## [EXERCISE DESCRIPTION]
Express the records from the line containing "x-tick-mark: [96, 370, 97, 374]" through the line containing "x-tick-label: 454sqm: [380, 372, 391, 408]", both ends included, as a JSON list of strings with one string per line and blank lines left out.

## [INPUT DATA]
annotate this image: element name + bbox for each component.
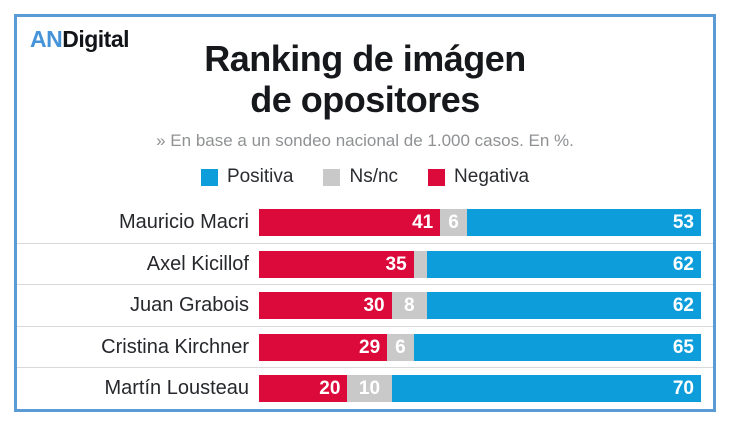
bar-value: 29 bbox=[359, 336, 381, 358]
chart-row: Cristina Kirchner 29 6 65 bbox=[17, 325, 713, 368]
bar-segment-positiva: 53 bbox=[466, 209, 701, 237]
bar-track: 20 10 70 bbox=[259, 375, 701, 403]
bar-segment-negativa: 41 bbox=[259, 209, 441, 237]
bar-segment-nsnc: 6 bbox=[440, 209, 467, 237]
legend-item-positiva: Positiva bbox=[200, 166, 294, 188]
bar-segment-negativa: 35 bbox=[259, 250, 414, 278]
chart-row: Juan Grabois 30 8 62 bbox=[17, 284, 713, 326]
bar-value: 6 bbox=[448, 212, 459, 234]
legend-item-negativa: Negativa bbox=[428, 166, 529, 188]
chart-title-line2: de opositores bbox=[250, 78, 480, 120]
legend-swatch bbox=[428, 168, 446, 186]
bar-value: 62 bbox=[672, 253, 694, 275]
chart-row: Mauricio Macri 41 6 53 bbox=[17, 202, 713, 243]
logo-suffix: Digital bbox=[62, 26, 130, 52]
chart-title-line1: Ranking de imágen bbox=[204, 38, 526, 79]
bar-track: 30 8 62 bbox=[259, 292, 701, 320]
bar-segment-nsnc: 10 bbox=[347, 375, 392, 403]
bar-value: 70 bbox=[672, 378, 694, 400]
bar-value: 65 bbox=[672, 336, 694, 358]
bar-segment-negativa: 30 bbox=[259, 292, 392, 320]
bar-value: 10 bbox=[358, 378, 381, 400]
bar-value: 6 bbox=[395, 336, 406, 358]
logo-prefix: AN bbox=[30, 26, 63, 52]
bar-segment-nsnc: 8 bbox=[391, 292, 427, 320]
chart-legend: Positiva Ns/nc Negativa bbox=[17, 166, 713, 188]
bar-track: 41 6 53 bbox=[259, 209, 701, 237]
bar-value: 20 bbox=[319, 378, 341, 400]
legend-swatch bbox=[200, 168, 218, 186]
bar-value: 62 bbox=[672, 295, 694, 317]
chart-subtitle: » En base a un sondeo nacional de 1.000 … bbox=[156, 131, 574, 151]
bar-segment-negativa: 29 bbox=[259, 333, 388, 361]
bar-segment-nsnc bbox=[413, 250, 427, 278]
legend-label: Negativa bbox=[454, 166, 530, 188]
category-label: Martín Lousteau bbox=[104, 377, 249, 400]
bar-segment-positiva: 70 bbox=[391, 375, 701, 403]
bar-value: 35 bbox=[385, 253, 407, 275]
bar-track: 29 6 65 bbox=[259, 333, 701, 361]
legend-swatch bbox=[323, 168, 341, 186]
chart-title: Ranking de imágen de opositores bbox=[17, 38, 713, 120]
bar-value: 8 bbox=[403, 295, 415, 317]
chart-rows: Mauricio Macri 41 6 53 Axel Kicillof 35 62 Juan… bbox=[17, 202, 713, 409]
category-label: Juan Grabois bbox=[130, 294, 249, 317]
bar-segment-positiva: 62 bbox=[426, 292, 701, 320]
bar-value: 53 bbox=[672, 212, 694, 234]
category-label: Mauricio Macri bbox=[118, 211, 249, 234]
bar-value: 30 bbox=[363, 295, 385, 317]
legend-label: Positiva bbox=[226, 166, 294, 188]
andigital-logo: ANDigital bbox=[30, 26, 130, 53]
chart-row: Martín Lousteau 20 10 70 bbox=[17, 367, 713, 409]
bar-segment-negativa: 20 bbox=[259, 375, 348, 403]
bar-segment-nsnc: 6 bbox=[387, 333, 414, 361]
legend-label: Ns/nc bbox=[349, 166, 399, 188]
chart-row: Axel Kicillof 35 62 bbox=[17, 242, 713, 285]
category-label: Axel Kicillof bbox=[146, 252, 249, 275]
bar-segment-positiva: 62 bbox=[426, 250, 701, 278]
infographic-card: ANDigital Ranking de imágen de opositore… bbox=[14, 14, 716, 412]
category-label: Cristina Kirchner bbox=[101, 335, 249, 358]
bar-value: 41 bbox=[412, 212, 434, 234]
bar-segment-positiva: 65 bbox=[413, 333, 701, 361]
bar-track: 35 62 bbox=[259, 250, 701, 278]
legend-item-ns-nc: Ns/nc bbox=[323, 166, 398, 188]
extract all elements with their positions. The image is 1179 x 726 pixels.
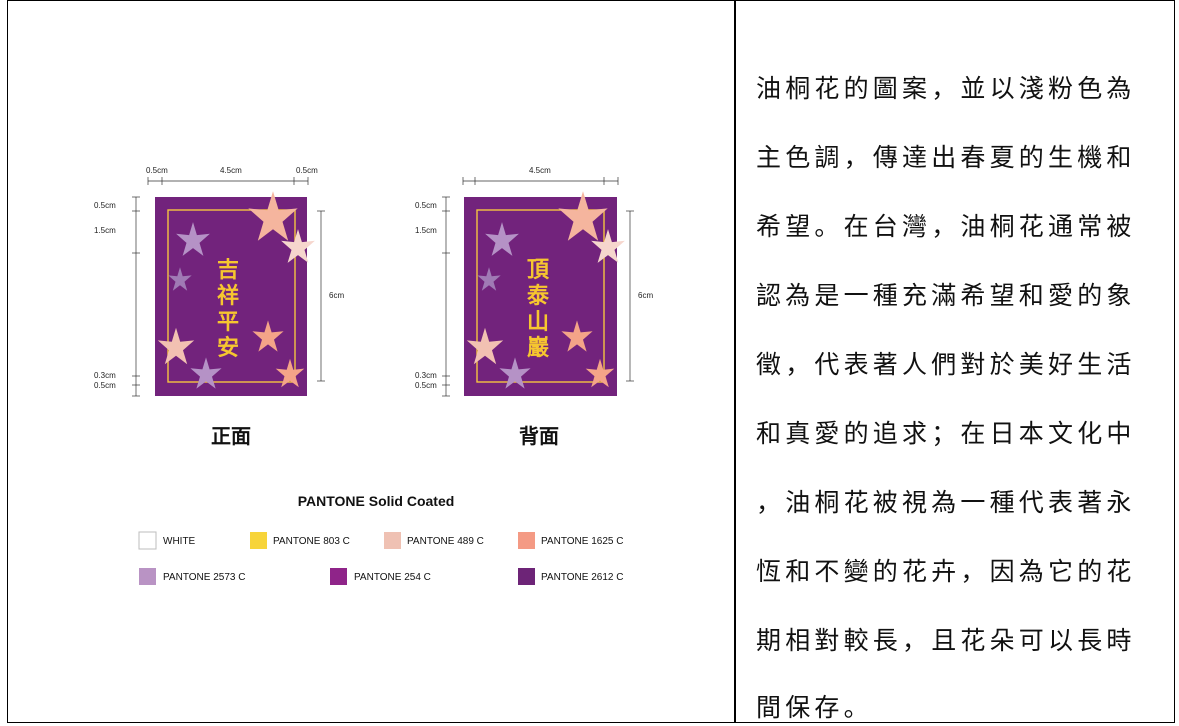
front-dim-top-right: 0.5cm	[296, 166, 318, 175]
swatch-white	[138, 531, 157, 550]
back-top-dims	[462, 177, 619, 185]
swatch-label-2573: PANTONE 2573 C	[163, 572, 245, 583]
description-cell: 油桐花的圖案，並以淺粉色為 主色調，傳達出春夏的生機和 希望。在台灣，油桐花通常…	[736, 1, 1174, 722]
front-dim-top-mid: 4.5cm	[220, 166, 242, 175]
pantone-title: PANTONE Solid Coated	[298, 493, 455, 509]
back-dim-left-d: 0.5cm	[415, 381, 437, 390]
back-char-4: 巖	[527, 335, 550, 361]
back-design: 4.5cm 0.5cm 1.5cm 0.3cm 0.5cm	[415, 166, 653, 448]
description-line: 主色調，傳達出春夏的生機和	[756, 143, 1136, 172]
swatch-label-white: WHITE	[163, 536, 196, 547]
front-char-3: 平	[217, 309, 239, 335]
description-line: 期相對較長，且花朵可以長時	[756, 626, 1136, 655]
back-dim-left-a: 0.5cm	[415, 201, 437, 210]
back-dim-right: 6cm	[638, 291, 653, 300]
description-line: 恆和不變的花卉，因為它的花	[756, 557, 1136, 586]
back-left-dims	[442, 196, 450, 397]
back-dim-top-mid: 4.5cm	[529, 166, 551, 175]
swatch-label-1625: PANTONE 1625 C	[541, 536, 623, 547]
front-design: 0.5cm 4.5cm 0.5cm 0.5cm 1.5cm 0.3cm 0.5c…	[94, 166, 344, 448]
description-line: 認為是一種充滿希望和愛的象	[756, 281, 1136, 310]
back-dim-left-c: 0.3cm	[415, 371, 437, 380]
front-left-dims	[132, 196, 140, 397]
swatch-803	[250, 532, 267, 549]
swatch-2612	[518, 568, 535, 585]
description-line: ，油桐花被視為一種代表著永	[756, 488, 1136, 517]
swatch-label-489: PANTONE 489 C	[407, 536, 484, 547]
front-label: 正面	[211, 424, 251, 448]
back-gold-frame	[476, 209, 605, 383]
swatch-label-803: PANTONE 803 C	[273, 536, 350, 547]
front-dim-left-b: 1.5cm	[94, 226, 116, 235]
swatch-label-2612: PANTONE 2612 C	[541, 572, 623, 583]
back-char-3: 山	[527, 309, 549, 335]
front-dim-left-c: 0.3cm	[94, 371, 116, 380]
document-table: 0.5cm 4.5cm 0.5cm 0.5cm 1.5cm 0.3cm 0.5c…	[7, 0, 1175, 723]
swatch-2573	[139, 568, 156, 585]
pantone-legend: PANTONE Solid Coated WHITE PANTONE 803 C…	[138, 493, 623, 585]
back-right-dim	[626, 210, 634, 382]
description-line: 間保存。	[756, 693, 873, 722]
back-char-1: 頂	[527, 257, 550, 283]
front-char-4: 安	[217, 335, 239, 361]
front-dim-left-d: 0.5cm	[94, 381, 116, 390]
description-line: 油桐花的圖案，並以淺粉色為	[756, 74, 1136, 103]
back-label: 背面	[519, 424, 559, 448]
front-dim-left-a: 0.5cm	[94, 201, 116, 210]
description-line: 徵，代表著人們對於美好生活	[756, 350, 1136, 379]
front-char-2: 祥	[217, 283, 239, 309]
cell-divider	[734, 1, 736, 722]
front-top-dims	[147, 177, 309, 185]
back-char-2: 泰	[526, 283, 550, 309]
front-dim-right: 6cm	[329, 291, 344, 300]
swatch-label-254: PANTONE 254 C	[354, 572, 431, 583]
description-line: 希望。在台灣，油桐花通常被	[756, 212, 1136, 241]
back-dim-left-b: 1.5cm	[415, 226, 437, 235]
swatch-489	[384, 532, 401, 549]
swatch-1625	[518, 532, 535, 549]
front-gold-frame	[167, 209, 296, 383]
front-dim-top-left: 0.5cm	[146, 166, 168, 175]
description-line: 和真愛的追求；在日本文化中	[756, 419, 1136, 448]
front-right-dim	[317, 210, 325, 382]
front-char-1: 吉	[217, 257, 239, 283]
swatch-254	[330, 568, 347, 585]
amulet-design-figure: 0.5cm 4.5cm 0.5cm 0.5cm 1.5cm 0.3cm 0.5c…	[8, 1, 734, 722]
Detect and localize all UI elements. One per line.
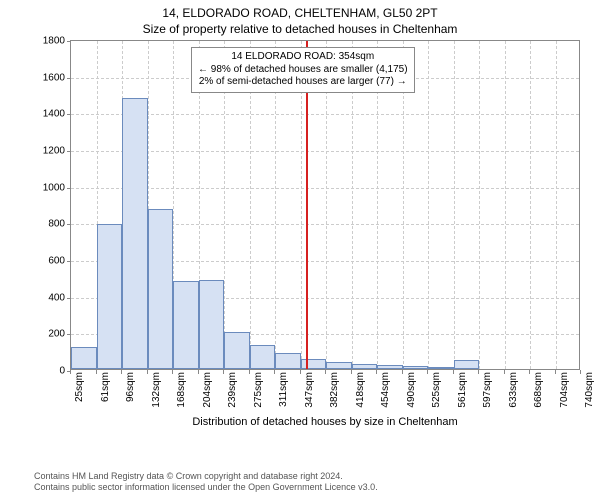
x-tick-mark: [96, 370, 97, 374]
histogram-bar: [326, 362, 352, 369]
x-tick-mark: [147, 370, 148, 374]
x-tick-label: 382sqm: [329, 372, 340, 408]
x-tick-label: 633sqm: [508, 372, 519, 408]
x-tick-mark: [198, 370, 199, 374]
plot-area: 02004006008001000120014001600180014 ELDO…: [70, 40, 580, 370]
x-tick-mark: [351, 370, 352, 374]
histogram-bar: [301, 359, 327, 369]
x-tick-mark: [223, 370, 224, 374]
histogram-bar: [224, 332, 250, 369]
footer-line-2: Contains public sector information licen…: [34, 482, 378, 494]
histogram-bar: [173, 281, 199, 369]
x-tick-mark: [529, 370, 530, 374]
gridline-v: [454, 41, 455, 369]
x-tick-label: 454sqm: [380, 372, 391, 408]
x-tick-label: 61sqm: [100, 372, 111, 402]
x-tick-mark: [70, 370, 71, 374]
x-tick-label: 597sqm: [482, 372, 493, 408]
gridline-v: [479, 41, 480, 369]
x-tick-label: 239sqm: [227, 372, 238, 408]
x-tick-mark: [249, 370, 250, 374]
x-tick-mark: [300, 370, 301, 374]
footer-attribution: Contains HM Land Registry data © Crown c…: [34, 471, 378, 494]
x-tick-mark: [427, 370, 428, 374]
histogram-bar: [352, 364, 378, 370]
chart-container: Number of detached properties 0200400600…: [30, 40, 590, 410]
x-tick-label: 347sqm: [304, 372, 315, 408]
x-tick-label: 525sqm: [431, 372, 442, 408]
x-tick-mark: [478, 370, 479, 374]
histogram-bar: [148, 209, 174, 369]
x-tick-label: 668sqm: [533, 372, 544, 408]
x-tick-label: 311sqm: [278, 372, 289, 407]
y-tick-mark: [67, 224, 71, 225]
x-tick-label: 740sqm: [584, 372, 595, 408]
x-tick-label: 132sqm: [151, 372, 162, 408]
histogram-bar: [428, 367, 454, 369]
y-tick-mark: [67, 298, 71, 299]
x-tick-label: 25sqm: [74, 372, 85, 402]
y-tick-mark: [67, 188, 71, 189]
y-tick-mark: [67, 114, 71, 115]
x-tick-mark: [580, 370, 581, 374]
histogram-bar: [403, 366, 429, 369]
x-tick-label: 418sqm: [355, 372, 366, 408]
histogram-bar: [275, 353, 301, 370]
histogram-bar: [97, 224, 123, 369]
histogram-bar: [122, 98, 148, 369]
histogram-bar: [250, 345, 276, 369]
x-axis-label: Distribution of detached houses by size …: [70, 416, 580, 428]
footer-line-1: Contains HM Land Registry data © Crown c…: [34, 471, 378, 483]
gridline-v: [505, 41, 506, 369]
histogram-bar: [71, 347, 97, 369]
y-tick-mark: [67, 78, 71, 79]
y-tick-mark: [67, 151, 71, 152]
page-title-address: 14, ELDORADO ROAD, CHELTENHAM, GL50 2PT: [0, 0, 600, 20]
annotation-box: 14 ELDORADO ROAD: 354sqm← 98% of detache…: [191, 47, 415, 93]
x-tick-mark: [172, 370, 173, 374]
x-tick-mark: [504, 370, 505, 374]
x-tick-mark: [555, 370, 556, 374]
annotation-line: 2% of semi-detached houses are larger (7…: [198, 76, 408, 89]
x-tick-label: 490sqm: [406, 372, 417, 408]
page-title-subtitle: Size of property relative to detached ho…: [0, 20, 600, 40]
x-tick-label: 561sqm: [457, 372, 468, 408]
histogram-bar: [199, 280, 225, 369]
y-tick-mark: [67, 261, 71, 262]
annotation-line: ← 98% of detached houses are smaller (4,…: [198, 64, 408, 77]
x-tick-mark: [274, 370, 275, 374]
x-tick-label: 704sqm: [559, 372, 570, 408]
gridline-v: [530, 41, 531, 369]
x-tick-mark: [376, 370, 377, 374]
x-tick-mark: [402, 370, 403, 374]
x-tick-label: 275sqm: [253, 372, 264, 408]
x-tick-mark: [453, 370, 454, 374]
gridline-v: [556, 41, 557, 369]
y-tick-mark: [67, 41, 71, 42]
gridline-v: [428, 41, 429, 369]
x-tick-mark: [325, 370, 326, 374]
x-tick-label: 204sqm: [202, 372, 213, 408]
x-tick-label: 96sqm: [125, 372, 136, 402]
histogram-bar: [377, 365, 403, 369]
y-tick-mark: [67, 334, 71, 335]
histogram-bar: [454, 360, 480, 369]
annotation-line: 14 ELDORADO ROAD: 354sqm: [198, 51, 408, 64]
x-tick-mark: [121, 370, 122, 374]
x-tick-label: 168sqm: [176, 372, 187, 408]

## [ANSWER IN FULL]
[
  "x-tick-mark: [96, 370, 97, 374]",
  "histogram-bar: [326, 362, 352, 369]",
  "x-tick-mark: [147, 370, 148, 374]",
  "x-tick-label: 382sqm: [329, 372, 340, 408]",
  "x-tick-label: 633sqm: [508, 372, 519, 408]",
  "x-tick-mark: [198, 370, 199, 374]",
  "plot-area: 02004006008001000120014001600180014 ELDO…: [70, 40, 580, 370]",
  "x-tick-mark: [351, 370, 352, 374]",
  "histogram-bar: [301, 359, 327, 369]",
  "x-tick-mark: [223, 370, 224, 374]",
  "histogram-bar: [224, 332, 250, 369]",
  "footer-line-2: Contains public sector information licen…: [34, 482, 378, 494]",
  "histogram-bar: [173, 281, 199, 369]",
  "x-tick-mark: [529, 370, 530, 374]",
  "gridline-v: [454, 41, 455, 369]",
  "x-tick-label: 454sqm: [380, 372, 391, 408]"
]